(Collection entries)
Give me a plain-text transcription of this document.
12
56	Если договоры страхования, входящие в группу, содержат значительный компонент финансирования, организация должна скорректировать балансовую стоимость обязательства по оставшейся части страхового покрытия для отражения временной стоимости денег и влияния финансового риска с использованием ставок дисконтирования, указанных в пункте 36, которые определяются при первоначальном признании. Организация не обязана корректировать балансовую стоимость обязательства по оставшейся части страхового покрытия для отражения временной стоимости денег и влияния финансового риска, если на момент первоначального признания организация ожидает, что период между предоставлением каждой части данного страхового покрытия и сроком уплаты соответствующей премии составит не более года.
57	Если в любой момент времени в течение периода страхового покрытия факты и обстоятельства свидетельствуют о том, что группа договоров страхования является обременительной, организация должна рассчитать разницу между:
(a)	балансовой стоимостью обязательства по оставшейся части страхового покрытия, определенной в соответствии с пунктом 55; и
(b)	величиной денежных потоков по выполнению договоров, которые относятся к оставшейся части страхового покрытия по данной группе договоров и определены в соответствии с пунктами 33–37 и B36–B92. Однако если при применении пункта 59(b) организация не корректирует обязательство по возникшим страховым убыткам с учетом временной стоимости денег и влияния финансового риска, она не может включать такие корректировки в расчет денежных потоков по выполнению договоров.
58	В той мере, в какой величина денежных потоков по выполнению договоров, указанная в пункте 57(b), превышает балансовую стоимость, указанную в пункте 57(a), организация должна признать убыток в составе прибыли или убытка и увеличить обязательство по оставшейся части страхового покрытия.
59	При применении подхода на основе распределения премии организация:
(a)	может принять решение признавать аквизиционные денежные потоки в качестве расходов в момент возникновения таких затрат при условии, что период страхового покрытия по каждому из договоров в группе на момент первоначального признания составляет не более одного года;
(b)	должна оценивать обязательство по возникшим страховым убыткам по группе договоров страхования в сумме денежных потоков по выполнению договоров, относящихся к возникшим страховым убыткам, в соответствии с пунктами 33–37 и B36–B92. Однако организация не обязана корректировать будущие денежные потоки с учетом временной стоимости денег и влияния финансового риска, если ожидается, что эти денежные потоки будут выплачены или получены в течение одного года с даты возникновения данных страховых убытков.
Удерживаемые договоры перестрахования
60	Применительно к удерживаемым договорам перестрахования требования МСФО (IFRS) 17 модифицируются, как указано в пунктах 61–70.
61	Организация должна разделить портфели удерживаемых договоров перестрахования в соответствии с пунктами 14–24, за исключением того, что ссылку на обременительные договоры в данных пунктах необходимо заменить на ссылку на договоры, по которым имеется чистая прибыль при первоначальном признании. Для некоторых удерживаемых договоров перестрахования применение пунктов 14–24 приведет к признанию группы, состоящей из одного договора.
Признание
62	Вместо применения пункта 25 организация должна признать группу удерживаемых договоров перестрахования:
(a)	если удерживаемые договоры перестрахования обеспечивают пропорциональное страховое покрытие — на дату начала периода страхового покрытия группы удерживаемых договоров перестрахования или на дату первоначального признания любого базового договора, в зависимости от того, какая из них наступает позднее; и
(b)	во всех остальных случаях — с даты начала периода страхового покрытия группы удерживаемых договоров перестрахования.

> _Exercise objective_:
Tally the lines of the listing in which the word "возникшим" occurs, and state the total alone.

> _Final result_:
2